[START Records for processing]
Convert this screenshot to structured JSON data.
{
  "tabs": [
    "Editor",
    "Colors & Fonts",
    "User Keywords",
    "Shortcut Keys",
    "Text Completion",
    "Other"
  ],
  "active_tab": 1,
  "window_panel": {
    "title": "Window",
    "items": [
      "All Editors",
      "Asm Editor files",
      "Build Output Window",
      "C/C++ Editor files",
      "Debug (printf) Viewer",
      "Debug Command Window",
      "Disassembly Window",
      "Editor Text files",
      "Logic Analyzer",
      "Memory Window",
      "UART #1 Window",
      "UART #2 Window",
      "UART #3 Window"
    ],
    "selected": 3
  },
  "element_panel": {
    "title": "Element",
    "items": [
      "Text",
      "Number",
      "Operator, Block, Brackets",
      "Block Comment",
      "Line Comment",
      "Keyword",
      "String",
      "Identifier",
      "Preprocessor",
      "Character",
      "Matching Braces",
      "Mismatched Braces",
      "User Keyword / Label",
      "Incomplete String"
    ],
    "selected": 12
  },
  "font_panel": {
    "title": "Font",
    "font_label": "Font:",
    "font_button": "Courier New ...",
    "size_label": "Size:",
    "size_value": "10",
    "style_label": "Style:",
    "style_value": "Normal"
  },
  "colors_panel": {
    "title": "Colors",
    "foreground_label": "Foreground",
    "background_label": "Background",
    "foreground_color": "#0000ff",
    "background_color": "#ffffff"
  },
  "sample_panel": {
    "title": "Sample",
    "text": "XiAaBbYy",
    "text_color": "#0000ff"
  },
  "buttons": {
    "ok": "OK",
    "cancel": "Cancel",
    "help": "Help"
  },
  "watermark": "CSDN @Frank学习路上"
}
[END Records for processing]
● **Short task**
From the entries above, copy out every line where the string "UART" appears.

● **Finished exercise**
      "UART #1 Window",
      "UART #2 Window",
      "UART #3 Window"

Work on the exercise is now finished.